■ Stated task
Write out the data below in full, unchanged, minus the images.

** START **

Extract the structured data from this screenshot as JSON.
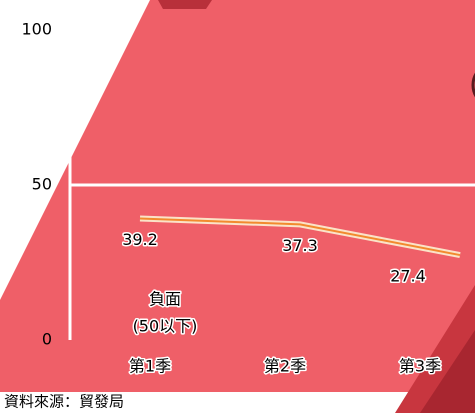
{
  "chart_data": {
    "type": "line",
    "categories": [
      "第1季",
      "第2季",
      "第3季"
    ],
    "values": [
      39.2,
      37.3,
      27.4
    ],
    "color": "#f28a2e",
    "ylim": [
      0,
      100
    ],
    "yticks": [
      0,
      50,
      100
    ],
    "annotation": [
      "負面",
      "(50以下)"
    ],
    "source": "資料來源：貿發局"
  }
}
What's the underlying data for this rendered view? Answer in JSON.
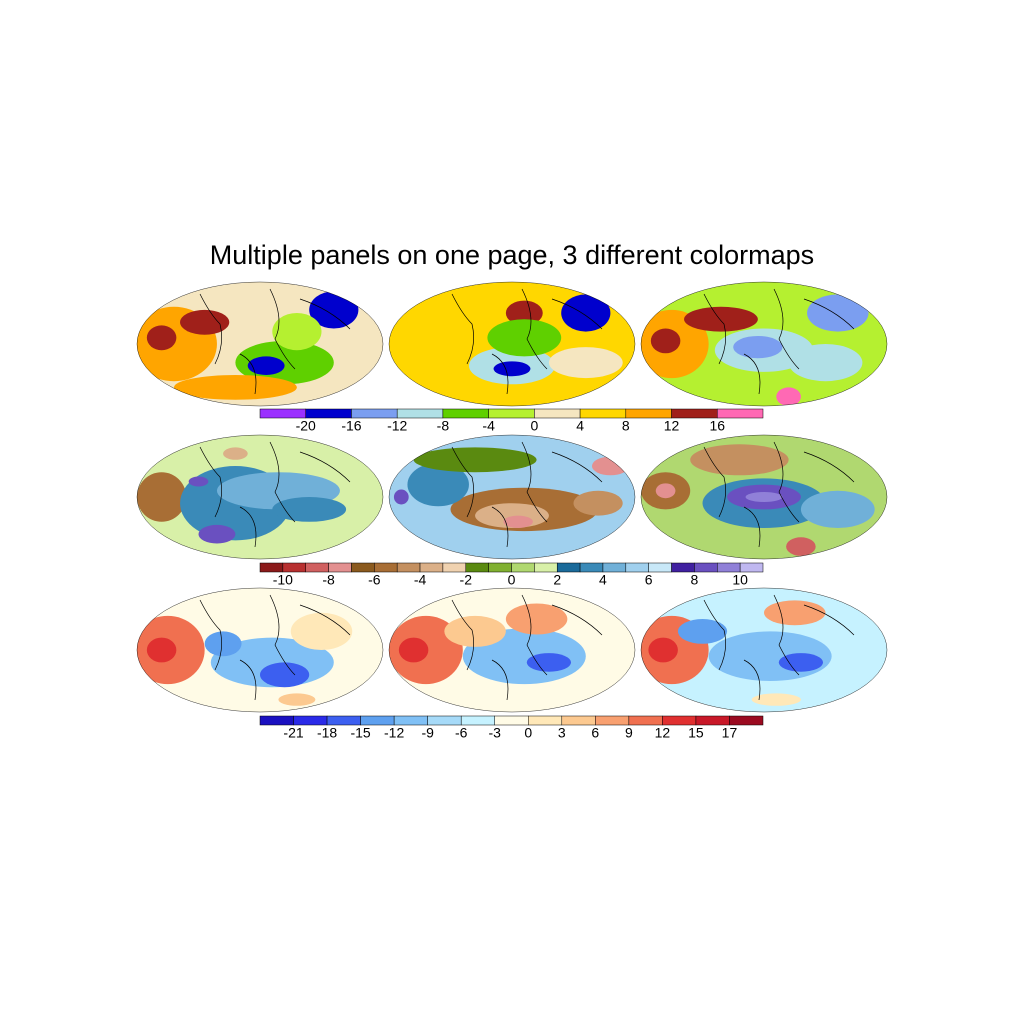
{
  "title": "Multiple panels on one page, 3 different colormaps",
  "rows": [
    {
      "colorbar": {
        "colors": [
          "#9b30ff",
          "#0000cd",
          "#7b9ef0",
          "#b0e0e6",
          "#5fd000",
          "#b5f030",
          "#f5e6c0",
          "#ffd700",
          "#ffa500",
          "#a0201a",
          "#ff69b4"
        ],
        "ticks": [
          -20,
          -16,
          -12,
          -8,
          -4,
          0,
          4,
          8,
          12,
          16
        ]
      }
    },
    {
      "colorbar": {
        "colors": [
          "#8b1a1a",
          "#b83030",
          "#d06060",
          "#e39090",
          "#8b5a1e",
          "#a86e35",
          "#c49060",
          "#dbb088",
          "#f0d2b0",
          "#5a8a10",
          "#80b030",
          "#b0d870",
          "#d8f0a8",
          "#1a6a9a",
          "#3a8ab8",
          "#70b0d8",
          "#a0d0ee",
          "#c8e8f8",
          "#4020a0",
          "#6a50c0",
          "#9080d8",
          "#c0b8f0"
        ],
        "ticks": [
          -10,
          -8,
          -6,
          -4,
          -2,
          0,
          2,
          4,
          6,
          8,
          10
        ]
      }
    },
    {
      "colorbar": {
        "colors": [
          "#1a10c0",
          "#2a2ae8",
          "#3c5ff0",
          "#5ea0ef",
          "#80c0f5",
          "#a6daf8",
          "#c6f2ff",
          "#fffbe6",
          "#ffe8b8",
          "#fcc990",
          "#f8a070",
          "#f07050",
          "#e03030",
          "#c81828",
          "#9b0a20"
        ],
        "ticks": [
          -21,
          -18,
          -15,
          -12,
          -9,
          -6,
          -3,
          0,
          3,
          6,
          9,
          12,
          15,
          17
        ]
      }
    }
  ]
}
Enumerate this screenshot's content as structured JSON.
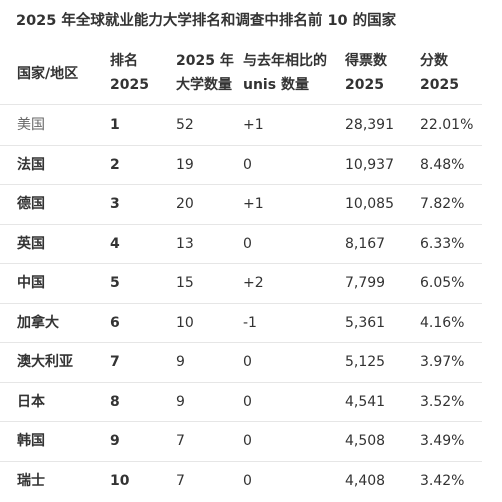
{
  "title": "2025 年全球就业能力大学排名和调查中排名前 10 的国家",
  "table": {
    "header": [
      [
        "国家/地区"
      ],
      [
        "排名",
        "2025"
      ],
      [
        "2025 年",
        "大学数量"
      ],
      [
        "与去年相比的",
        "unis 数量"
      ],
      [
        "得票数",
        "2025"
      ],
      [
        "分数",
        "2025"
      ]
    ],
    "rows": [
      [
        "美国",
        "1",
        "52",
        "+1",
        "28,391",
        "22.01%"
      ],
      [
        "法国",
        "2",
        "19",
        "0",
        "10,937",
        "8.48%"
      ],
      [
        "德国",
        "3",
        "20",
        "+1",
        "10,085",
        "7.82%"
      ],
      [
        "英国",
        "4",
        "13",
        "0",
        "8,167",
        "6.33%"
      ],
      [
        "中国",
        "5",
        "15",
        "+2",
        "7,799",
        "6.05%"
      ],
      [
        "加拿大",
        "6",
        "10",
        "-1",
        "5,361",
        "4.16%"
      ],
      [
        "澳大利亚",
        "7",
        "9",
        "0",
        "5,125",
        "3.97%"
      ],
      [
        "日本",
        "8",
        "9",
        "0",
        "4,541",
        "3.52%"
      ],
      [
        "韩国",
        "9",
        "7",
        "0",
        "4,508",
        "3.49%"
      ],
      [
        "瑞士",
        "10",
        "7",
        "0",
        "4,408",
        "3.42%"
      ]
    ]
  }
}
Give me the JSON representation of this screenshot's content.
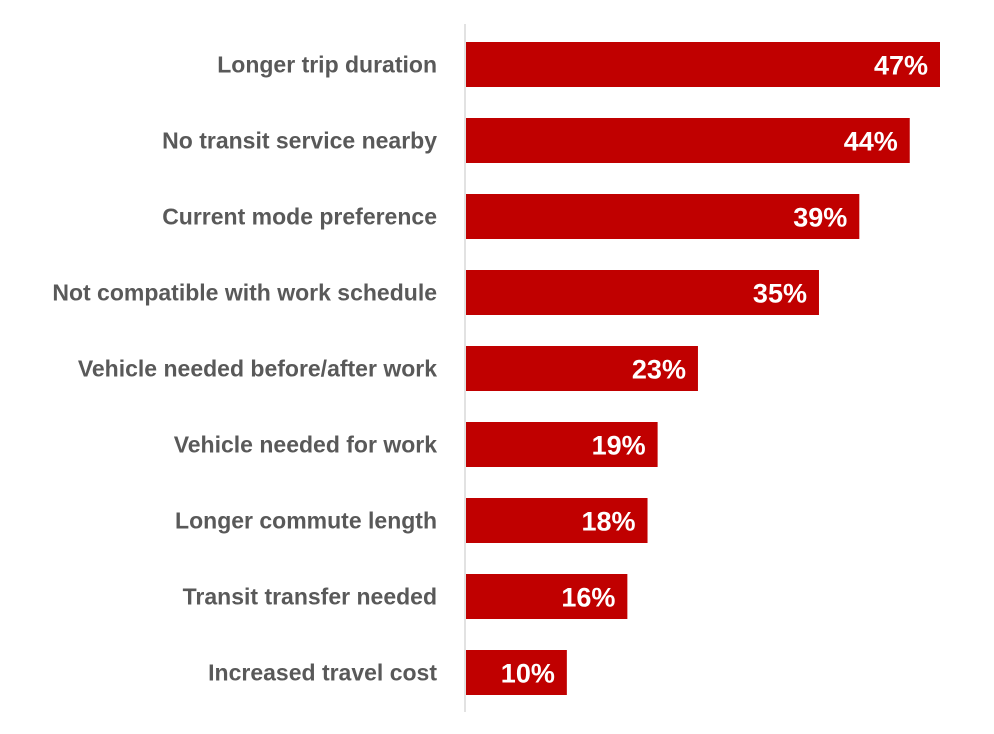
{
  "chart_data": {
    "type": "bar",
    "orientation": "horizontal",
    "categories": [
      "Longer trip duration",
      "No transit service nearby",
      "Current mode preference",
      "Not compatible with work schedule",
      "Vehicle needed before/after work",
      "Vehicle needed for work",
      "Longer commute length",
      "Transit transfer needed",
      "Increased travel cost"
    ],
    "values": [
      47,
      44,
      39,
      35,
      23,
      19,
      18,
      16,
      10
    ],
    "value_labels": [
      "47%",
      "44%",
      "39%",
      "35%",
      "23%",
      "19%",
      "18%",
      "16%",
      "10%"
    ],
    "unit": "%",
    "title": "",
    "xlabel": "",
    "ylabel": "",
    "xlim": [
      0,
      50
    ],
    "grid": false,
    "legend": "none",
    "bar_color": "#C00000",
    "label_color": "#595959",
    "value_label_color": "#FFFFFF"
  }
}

** END **

■ Solution
Extract the structured data from this screenshot as JSON.
{
  "chart_data": {
    "type": "line",
    "categories": [
      "第1季",
      "第2季",
      "第3季"
    ],
    "values": [
      39.2,
      37.3,
      27.4
    ],
    "color": "#f28a2e",
    "ylim": [
      0,
      100
    ],
    "yticks": [
      0,
      50,
      100
    ],
    "annotation": [
      "負面",
      "(50以下)"
    ],
    "source": "資料來源：貿發局"
  }
}
What's the underlying data for this rendered view? Answer in JSON.
{
  "title": "Multiple panels on one page, 3 different colormaps",
  "rows": [
    {
      "colorbar": {
        "colors": [
          "#9b30ff",
          "#0000cd",
          "#7b9ef0",
          "#b0e0e6",
          "#5fd000",
          "#b5f030",
          "#f5e6c0",
          "#ffd700",
          "#ffa500",
          "#a0201a",
          "#ff69b4"
        ],
        "ticks": [
          -20,
          -16,
          -12,
          -8,
          -4,
          0,
          4,
          8,
          12,
          16
        ]
      }
    },
    {
      "colorbar": {
        "colors": [
          "#8b1a1a",
          "#b83030",
          "#d06060",
          "#e39090",
          "#8b5a1e",
          "#a86e35",
          "#c49060",
          "#dbb088",
          "#f0d2b0",
          "#5a8a10",
          "#80b030",
          "#b0d870",
          "#d8f0a8",
          "#1a6a9a",
          "#3a8ab8",
          "#70b0d8",
          "#a0d0ee",
          "#c8e8f8",
          "#4020a0",
          "#6a50c0",
          "#9080d8",
          "#c0b8f0"
        ],
        "ticks": [
          -10,
          -8,
          -6,
          -4,
          -2,
          0,
          2,
          4,
          6,
          8,
          10
        ]
      }
    },
    {
      "colorbar": {
        "colors": [
          "#1a10c0",
          "#2a2ae8",
          "#3c5ff0",
          "#5ea0ef",
          "#80c0f5",
          "#a6daf8",
          "#c6f2ff",
          "#fffbe6",
          "#ffe8b8",
          "#fcc990",
          "#f8a070",
          "#f07050",
          "#e03030",
          "#c81828",
          "#9b0a20"
        ],
        "ticks": [
          -21,
          -18,
          -15,
          -12,
          -9,
          -6,
          -3,
          0,
          3,
          6,
          9,
          12,
          15,
          17
        ]
      }
    }
  ]
}
Enumerate this screenshot's content as structured JSON.
{
  "title": "2025 年全球就业能力大学排名和调查中排名前 10 的国家",
  "table": {
    "header": [
      [
        "国家/地区"
      ],
      [
        "排名",
        "2025"
      ],
      [
        "2025 年",
        "大学数量"
      ],
      [
        "与去年相比的",
        "unis 数量"
      ],
      [
        "得票数",
        "2025"
      ],
      [
        "分数",
        "2025"
      ]
    ],
    "rows": [
      [
        "美国",
        "1",
        "52",
        "+1",
        "28,391",
        "22.01%"
      ],
      [
        "法国",
        "2",
        "19",
        "0",
        "10,937",
        "8.48%"
      ],
      [
        "德国",
        "3",
        "20",
        "+1",
        "10,085",
        "7.82%"
      ],
      [
        "英国",
        "4",
        "13",
        "0",
        "8,167",
        "6.33%"
      ],
      [
        "中国",
        "5",
        "15",
        "+2",
        "7,799",
        "6.05%"
      ],
      [
        "加拿大",
        "6",
        "10",
        "-1",
        "5,361",
        "4.16%"
      ],
      [
        "澳大利亚",
        "7",
        "9",
        "0",
        "5,125",
        "3.97%"
      ],
      [
        "日本",
        "8",
        "9",
        "0",
        "4,541",
        "3.52%"
      ],
      [
        "韩国",
        "9",
        "7",
        "0",
        "4,508",
        "3.49%"
      ],
      [
        "瑞士",
        "10",
        "7",
        "0",
        "4,408",
        "3.42%"
      ]
    ]
  }
}
Give me the JSON representation of this screenshot's content.
{
  "chart_data": {
    "type": "bar",
    "orientation": "horizontal",
    "categories": [
      "Longer trip duration",
      "No transit service nearby",
      "Current mode preference",
      "Not compatible with work schedule",
      "Vehicle needed before/after work",
      "Vehicle needed for work",
      "Longer commute length",
      "Transit transfer needed",
      "Increased travel cost"
    ],
    "values": [
      47,
      44,
      39,
      35,
      23,
      19,
      18,
      16,
      10
    ],
    "value_labels": [
      "47%",
      "44%",
      "39%",
      "35%",
      "23%",
      "19%",
      "18%",
      "16%",
      "10%"
    ],
    "unit": "%",
    "title": "",
    "xlabel": "",
    "ylabel": "",
    "xlim": [
      0,
      50
    ],
    "grid": false,
    "legend": "none",
    "bar_color": "#C00000",
    "label_color": "#595959",
    "value_label_color": "#FFFFFF"
  }
}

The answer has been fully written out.